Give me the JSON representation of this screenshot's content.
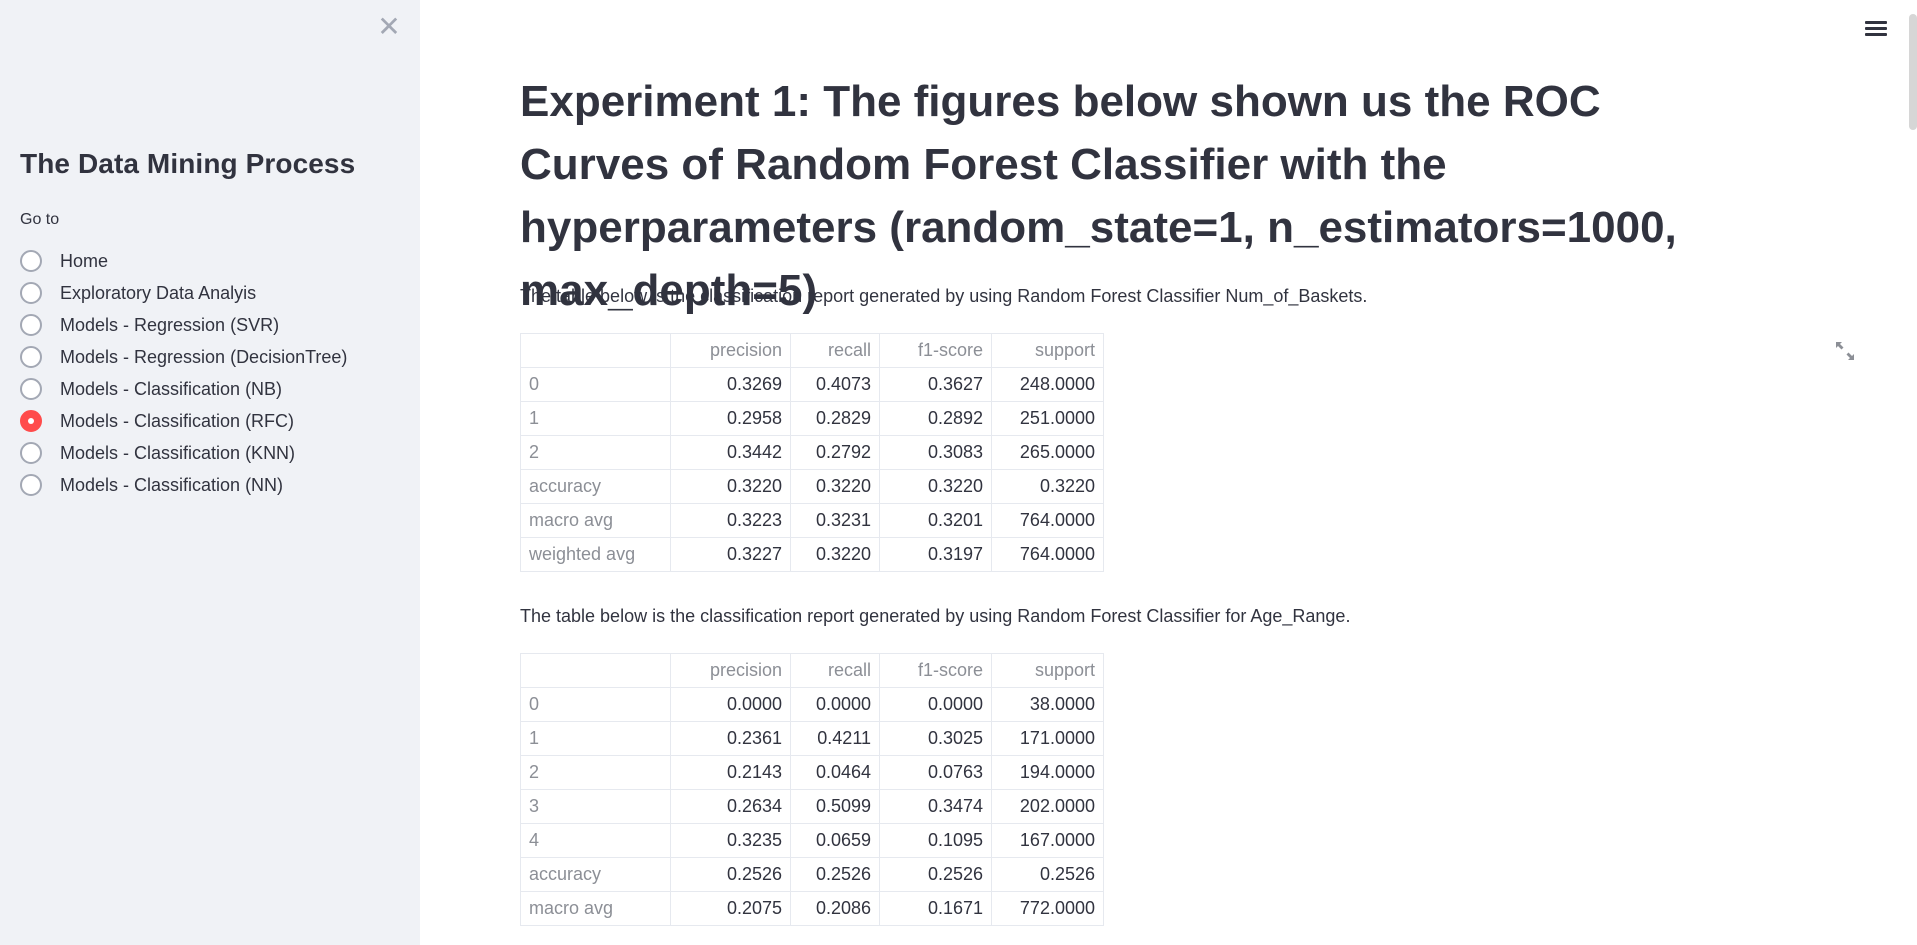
{
  "sidebar": {
    "close_symbol": "✕",
    "title": "The Data Mining Process",
    "goto_label": "Go to",
    "items": [
      {
        "label": "Home",
        "selected": false
      },
      {
        "label": "Exploratory Data Analyis",
        "selected": false
      },
      {
        "label": "Models - Regression (SVR)",
        "selected": false
      },
      {
        "label": "Models - Regression (DecisionTree)",
        "selected": false
      },
      {
        "label": "Models - Classification (NB)",
        "selected": false
      },
      {
        "label": "Models - Classification (RFC)",
        "selected": true
      },
      {
        "label": "Models - Classification (KNN)",
        "selected": false
      },
      {
        "label": "Models - Classification (NN)",
        "selected": false
      }
    ]
  },
  "main": {
    "heading": "Experiment 1: The figures below shown us the ROC Curves of Random Forest Classifier with the hyperparameters (random_state=1, n_estimators=1000, max_depth=5)",
    "desc1": "The table below is the classification report generated by using Random Forest Classifier Num_of_Baskets.",
    "desc2": "The table below is the classification report generated by using Random Forest Classifier for Age_Range.",
    "table1": {
      "headers": [
        "",
        "precision",
        "recall",
        "f1-score",
        "support"
      ],
      "rows": [
        [
          "0",
          "0.3269",
          "0.4073",
          "0.3627",
          "248.0000"
        ],
        [
          "1",
          "0.2958",
          "0.2829",
          "0.2892",
          "251.0000"
        ],
        [
          "2",
          "0.3442",
          "0.2792",
          "0.3083",
          "265.0000"
        ],
        [
          "accuracy",
          "0.3220",
          "0.3220",
          "0.3220",
          "0.3220"
        ],
        [
          "macro avg",
          "0.3223",
          "0.3231",
          "0.3201",
          "764.0000"
        ],
        [
          "weighted avg",
          "0.3227",
          "0.3220",
          "0.3197",
          "764.0000"
        ]
      ]
    },
    "table2": {
      "headers": [
        "",
        "precision",
        "recall",
        "f1-score",
        "support"
      ],
      "rows": [
        [
          "0",
          "0.0000",
          "0.0000",
          "0.0000",
          "38.0000"
        ],
        [
          "1",
          "0.2361",
          "0.4211",
          "0.3025",
          "171.0000"
        ],
        [
          "2",
          "0.2143",
          "0.0464",
          "0.0763",
          "194.0000"
        ],
        [
          "3",
          "0.2634",
          "0.5099",
          "0.3474",
          "202.0000"
        ],
        [
          "4",
          "0.3235",
          "0.0659",
          "0.1095",
          "167.0000"
        ],
        [
          "accuracy",
          "0.2526",
          "0.2526",
          "0.2526",
          "0.2526"
        ],
        [
          "macro avg",
          "0.2075",
          "0.2086",
          "0.1671",
          "772.0000"
        ]
      ]
    }
  },
  "colors": {
    "accent": "#ff4b4b",
    "sidebar_bg": "#f0f2f6",
    "text": "#31333f",
    "muted": "#8c8f96"
  },
  "icons": {
    "close": "close-icon",
    "menu": "hamburger-menu-icon",
    "expand": "fullscreen-expand-icon"
  }
}
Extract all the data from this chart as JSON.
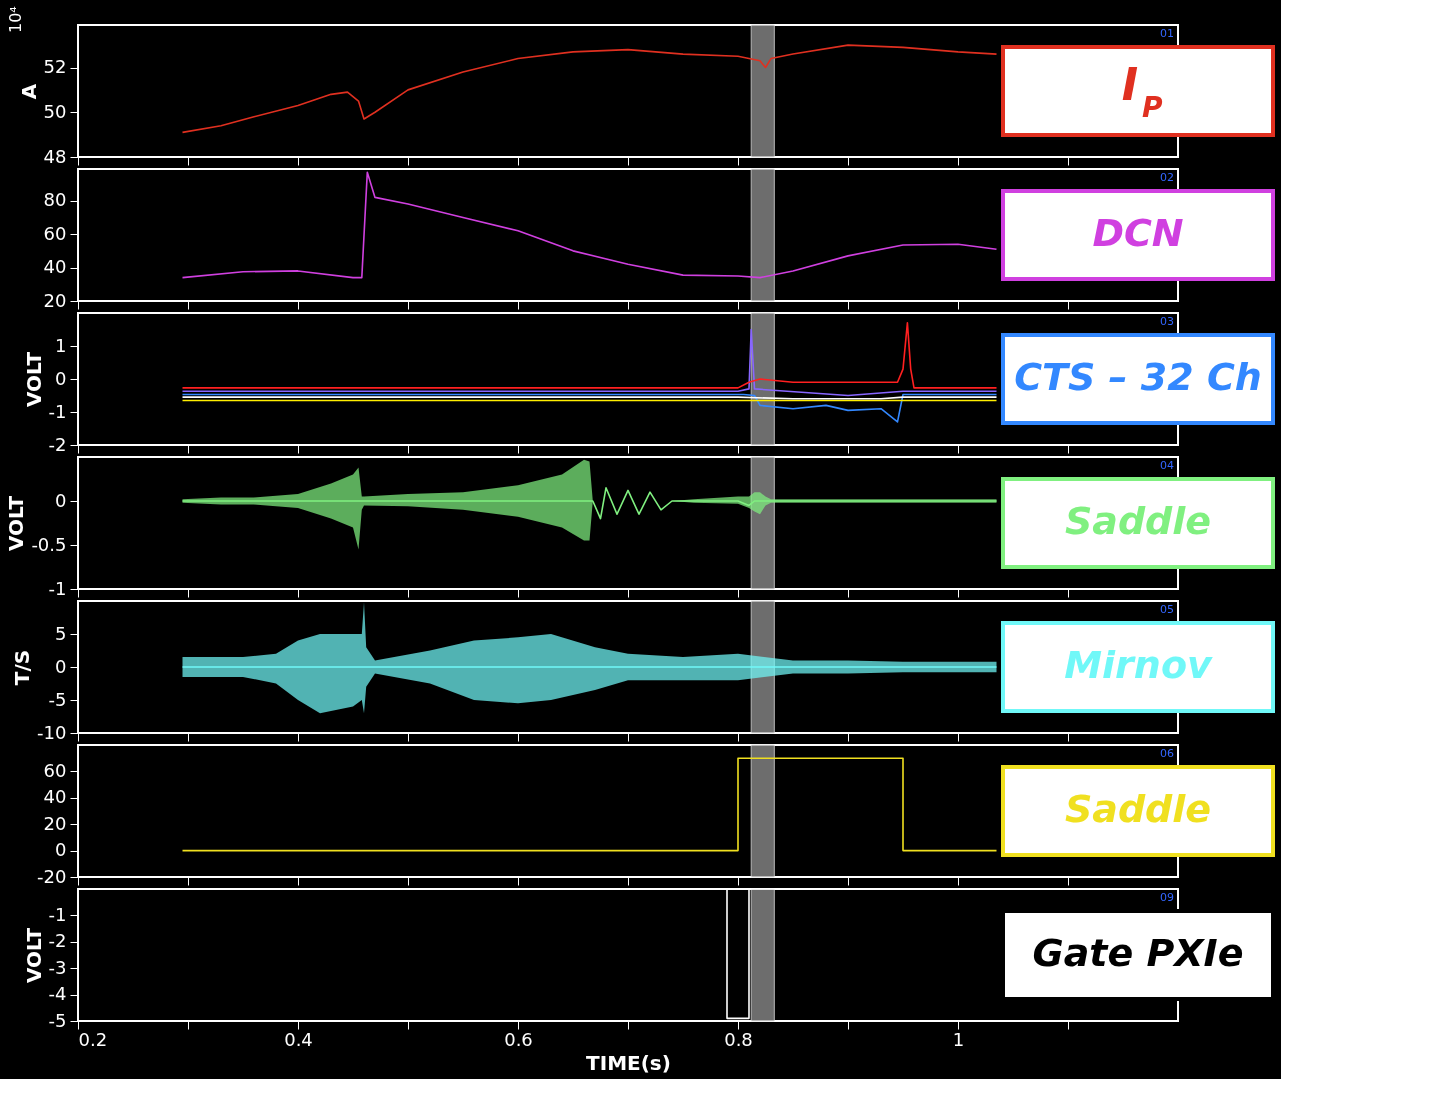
{
  "chart_data": [
    {
      "type": "line",
      "title": "I$_{P}$",
      "ylabel": "A",
      "annotations": [
        "01",
        "10⁴"
      ],
      "xlim": [
        0.2,
        1.2
      ],
      "xticks": [
        0.2,
        {
          "value": 0.3,
          "label": null
        },
        0.4,
        {
          "value": 0.5,
          "label": null
        },
        0.6,
        {
          "value": 0.7,
          "label": null
        },
        0.8,
        {
          "value": 0.9,
          "label": null
        },
        1,
        {
          "value": 1.1,
          "label": null
        }
      ],
      "ylim": [
        48,
        53.9
      ],
      "yticks": [
        48,
        50,
        52
      ],
      "tick_labels": "y",
      "bands": [
        {
          "axis": "x",
          "from": 0.812,
          "to": 0.833,
          "color": "#808080"
        }
      ],
      "series": [
        {
          "color": "#e03020",
          "x": [
            0.295,
            0.33,
            0.36,
            0.4,
            0.43,
            0.445,
            0.455,
            0.46,
            0.47,
            0.5,
            0.55,
            0.6,
            0.65,
            0.7,
            0.75,
            0.8,
            0.82,
            0.825,
            0.83,
            0.85,
            0.9,
            0.95,
            1.0,
            1.035
          ],
          "values": [
            49.1,
            49.4,
            49.8,
            50.3,
            50.8,
            50.9,
            50.5,
            49.7,
            50.0,
            51.0,
            51.8,
            52.4,
            52.7,
            52.8,
            52.6,
            52.5,
            52.3,
            52.0,
            52.4,
            52.6,
            53.0,
            52.9,
            52.7,
            52.6
          ]
        }
      ]
    },
    {
      "type": "line",
      "title": "DCN",
      "annotations": [
        "02"
      ],
      "xlim": [
        0.2,
        1.2
      ],
      "xticks": [
        0.2,
        {
          "value": 0.3,
          "label": null
        },
        0.4,
        {
          "value": 0.5,
          "label": null
        },
        0.6,
        {
          "value": 0.7,
          "label": null
        },
        0.8,
        {
          "value": 0.9,
          "label": null
        },
        1,
        {
          "value": 1.1,
          "label": null
        }
      ],
      "ylim": [
        20,
        99
      ],
      "yticks": [
        20,
        40,
        60,
        80
      ],
      "tick_labels": "y",
      "bands": [
        {
          "axis": "x",
          "from": 0.812,
          "to": 0.833,
          "color": "#808080"
        }
      ],
      "series": [
        {
          "color": "#d040e0",
          "x": [
            0.295,
            0.35,
            0.4,
            0.45,
            0.458,
            0.463,
            0.47,
            0.5,
            0.55,
            0.6,
            0.65,
            0.7,
            0.75,
            0.8,
            0.82,
            0.85,
            0.9,
            0.95,
            1.0,
            1.035
          ],
          "values": [
            34,
            37.5,
            38,
            34,
            34,
            97,
            82,
            78,
            70,
            62,
            50,
            42,
            35.5,
            35,
            34,
            38,
            47,
            53.5,
            54,
            51
          ]
        }
      ]
    },
    {
      "type": "line",
      "title": "CTS – 32 Ch",
      "ylabel": "VOLT",
      "annotations": [
        "03"
      ],
      "xlim": [
        0.2,
        1.2
      ],
      "xticks": [
        0.2,
        {
          "value": 0.3,
          "label": null
        },
        0.4,
        {
          "value": 0.5,
          "label": null
        },
        0.6,
        {
          "value": 0.7,
          "label": null
        },
        0.8,
        {
          "value": 0.9,
          "label": null
        },
        1,
        {
          "value": 1.1,
          "label": null
        }
      ],
      "ylim": [
        -2,
        2
      ],
      "yticks": [
        -2,
        -1,
        0,
        1
      ],
      "tick_labels": "y",
      "bands": [
        {
          "axis": "x",
          "from": 0.812,
          "to": 0.833,
          "color": "#808080"
        }
      ],
      "series": [
        {
          "color": "#3388ff",
          "x": [
            0.295,
            0.4,
            0.5,
            0.6,
            0.7,
            0.78,
            0.805,
            0.815,
            0.82,
            0.85,
            0.88,
            0.9,
            0.93,
            0.945,
            0.95,
            1.0,
            1.035
          ],
          "values": [
            -0.47,
            -0.47,
            -0.47,
            -0.47,
            -0.47,
            -0.47,
            -0.47,
            -0.5,
            -0.8,
            -0.9,
            -0.8,
            -0.95,
            -0.9,
            -1.3,
            -0.47,
            -0.47,
            -0.47
          ]
        },
        {
          "color": "#ffee00",
          "x": [
            0.295,
            1.035
          ],
          "values": [
            -0.65,
            -0.65
          ]
        },
        {
          "color": "#ffffff",
          "x": [
            0.295,
            0.8,
            0.85,
            0.93,
            0.95,
            1.035
          ],
          "values": [
            -0.55,
            -0.55,
            -0.6,
            -0.6,
            -0.55,
            -0.55
          ]
        },
        {
          "color": "#8866ff",
          "x": [
            0.295,
            0.8,
            0.81,
            0.812,
            0.815,
            0.9,
            0.95,
            1.035
          ],
          "values": [
            -0.37,
            -0.37,
            -0.3,
            1.5,
            -0.3,
            -0.5,
            -0.37,
            -0.37
          ]
        },
        {
          "color": "#ff2020",
          "x": [
            0.295,
            0.8,
            0.81,
            0.82,
            0.85,
            0.9,
            0.945,
            0.95,
            0.954,
            0.957,
            0.96,
            1.035
          ],
          "values": [
            -0.27,
            -0.27,
            -0.1,
            0,
            -0.1,
            -0.1,
            -0.1,
            0.3,
            1.7,
            0.3,
            -0.27,
            -0.27
          ]
        }
      ]
    },
    {
      "type": "line",
      "title": "Saddle",
      "ylabel": "VOLT",
      "annotations": [
        "04"
      ],
      "xlim": [
        0.2,
        1.2
      ],
      "xticks": [
        0.2,
        {
          "value": 0.3,
          "label": null
        },
        0.4,
        {
          "value": 0.5,
          "label": null
        },
        0.6,
        {
          "value": 0.7,
          "label": null
        },
        0.8,
        {
          "value": 0.9,
          "label": null
        },
        1,
        {
          "value": 1.1,
          "label": null
        }
      ],
      "ylim": [
        -1,
        0.5
      ],
      "yticks": [
        -1,
        -0.5,
        0
      ],
      "tick_labels": "y",
      "bands": [
        {
          "axis": "x",
          "from": 0.812,
          "to": 0.833,
          "color": "#808080"
        }
      ],
      "series": [
        {
          "color": "#80f080",
          "x": [
            0.295,
            0.33,
            0.36,
            0.4,
            0.43,
            0.45,
            0.455,
            0.458,
            0.46,
            0.5,
            0.55,
            0.6,
            0.64,
            0.66,
            0.665,
            0.668,
            0.675,
            0.68,
            0.69,
            0.7,
            0.71,
            0.72,
            0.73,
            0.74,
            0.76,
            0.8,
            0.81,
            0.815,
            0.82,
            0.825,
            0.83,
            0.85,
            0.9,
            0.95,
            1.0,
            1.035
          ],
          "values": [
            0,
            0,
            0,
            0,
            0,
            0,
            0,
            0,
            0,
            0,
            0,
            0,
            0,
            0,
            0,
            0,
            -0.2,
            0.15,
            -0.15,
            0.12,
            -0.15,
            0.1,
            -0.1,
            0,
            0,
            0,
            -0.05,
            0,
            0,
            0,
            0,
            0,
            0,
            0,
            0,
            0
          ],
          "lower": [
            -0.02,
            -0.04,
            -0.04,
            -0.08,
            -0.2,
            -0.3,
            -0.55,
            -0.1,
            -0.05,
            -0.06,
            -0.1,
            -0.18,
            -0.3,
            -0.45,
            -0.45,
            0,
            -0.2,
            0.15,
            -0.15,
            0.12,
            -0.15,
            0.1,
            -0.1,
            0,
            -0.02,
            -0.03,
            -0.08,
            -0.12,
            -0.15,
            -0.05,
            -0.02,
            -0.02,
            -0.02,
            -0.02,
            -0.02,
            -0.02
          ],
          "upper": [
            0.02,
            0.04,
            0.04,
            0.08,
            0.2,
            0.3,
            0.38,
            0.05,
            0.05,
            0.08,
            0.1,
            0.18,
            0.3,
            0.47,
            0.45,
            0,
            -0.2,
            0.15,
            -0.15,
            0.12,
            -0.15,
            0.1,
            -0.1,
            0,
            0.02,
            0.05,
            0.05,
            0.1,
            0.1,
            0.05,
            0.02,
            0.02,
            0.02,
            0.02,
            0.02,
            0.02
          ]
        }
      ]
    },
    {
      "type": "line",
      "title": "Mirnov",
      "ylabel": "T/S",
      "annotations": [
        "05"
      ],
      "xlim": [
        0.2,
        1.2
      ],
      "xticks": [
        0.2,
        {
          "value": 0.3,
          "label": null
        },
        0.4,
        {
          "value": 0.5,
          "label": null
        },
        0.6,
        {
          "value": 0.7,
          "label": null
        },
        0.8,
        {
          "value": 0.9,
          "label": null
        },
        1,
        {
          "value": 1.1,
          "label": null
        }
      ],
      "ylim": [
        -10,
        10
      ],
      "yticks": [
        -10,
        -5,
        0,
        5
      ],
      "tick_labels": "y",
      "bands": [
        {
          "axis": "x",
          "from": 0.812,
          "to": 0.833,
          "color": "#808080"
        }
      ],
      "series": [
        {
          "color": "#70f8f8",
          "x": [
            0.295,
            0.35,
            0.38,
            0.4,
            0.42,
            0.45,
            0.458,
            0.46,
            0.462,
            0.47,
            0.52,
            0.56,
            0.6,
            0.63,
            0.67,
            0.7,
            0.75,
            0.8,
            0.85,
            0.9,
            0.95,
            1.0,
            1.035
          ],
          "values": [
            0,
            0,
            0,
            0,
            0,
            0,
            0,
            0,
            0,
            0,
            0,
            0,
            0,
            0,
            0,
            0,
            0,
            0,
            0,
            0,
            0,
            0,
            0
          ],
          "lower": [
            -1.5,
            -1.5,
            -2.5,
            -5,
            -7,
            -6,
            -5,
            -7,
            -3,
            -1,
            -2.5,
            -5,
            -5.5,
            -5,
            -3.5,
            -2,
            -2,
            -2,
            -1,
            -1,
            -0.8,
            -0.8,
            -0.8
          ],
          "upper": [
            1.5,
            1.5,
            2,
            4,
            5,
            5,
            5,
            9.8,
            3,
            1,
            2.5,
            4,
            4.5,
            5,
            3,
            2,
            1.5,
            2,
            1,
            1,
            0.8,
            0.8,
            0.8
          ]
        }
      ]
    },
    {
      "type": "line",
      "title": "Saddle",
      "annotations": [
        "06"
      ],
      "xlim": [
        0.2,
        1.2
      ],
      "xticks": [
        0.2,
        {
          "value": 0.3,
          "label": null
        },
        0.4,
        {
          "value": 0.5,
          "label": null
        },
        0.6,
        {
          "value": 0.7,
          "label": null
        },
        0.8,
        {
          "value": 0.9,
          "label": null
        },
        1,
        {
          "value": 1.1,
          "label": null
        }
      ],
      "ylim": [
        -20,
        80
      ],
      "yticks": [
        -20,
        0,
        20,
        40,
        60
      ],
      "tick_labels": "y",
      "bands": [
        {
          "axis": "x",
          "from": 0.812,
          "to": 0.833,
          "color": "#808080"
        }
      ],
      "series": [
        {
          "color": "#f0e020",
          "x": [
            0.295,
            0.8,
            0.8,
            0.95,
            0.95,
            1.035
          ],
          "values": [
            0,
            0,
            70,
            70,
            0,
            0
          ]
        }
      ]
    },
    {
      "type": "line",
      "title": "Gate PXIe",
      "ylabel": "VOLT",
      "xlabel": "TIME(s)",
      "annotations": [
        "09"
      ],
      "xlim": [
        0.2,
        1.2
      ],
      "xticks": [
        0.2,
        {
          "value": 0.3,
          "label": null
        },
        0.4,
        {
          "value": 0.5,
          "label": null
        },
        0.6,
        {
          "value": 0.7,
          "label": null
        },
        0.8,
        {
          "value": 0.9,
          "label": null
        },
        1,
        {
          "value": 1.1,
          "label": null
        }
      ],
      "ylim": [
        -5,
        0
      ],
      "yticks": [
        -5,
        -4,
        -3,
        -2,
        -1
      ],
      "bands": [
        {
          "axis": "x",
          "from": 0.812,
          "to": 0.833,
          "color": "#808080"
        }
      ],
      "series": [
        {
          "color": "#ffffff",
          "x": [
            0.2,
            0.79,
            0.79,
            0.81,
            0.81,
            1.035
          ],
          "values": [
            0,
            0,
            -4.9,
            -4.9,
            0,
            0
          ]
        }
      ]
    }
  ]
}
------------------------------------------------------------------------
▶ _Exercise description_
Within the entries above, how many lines contain "Regression"? Respond with the number only.

▶ _Answer to the exercise_
2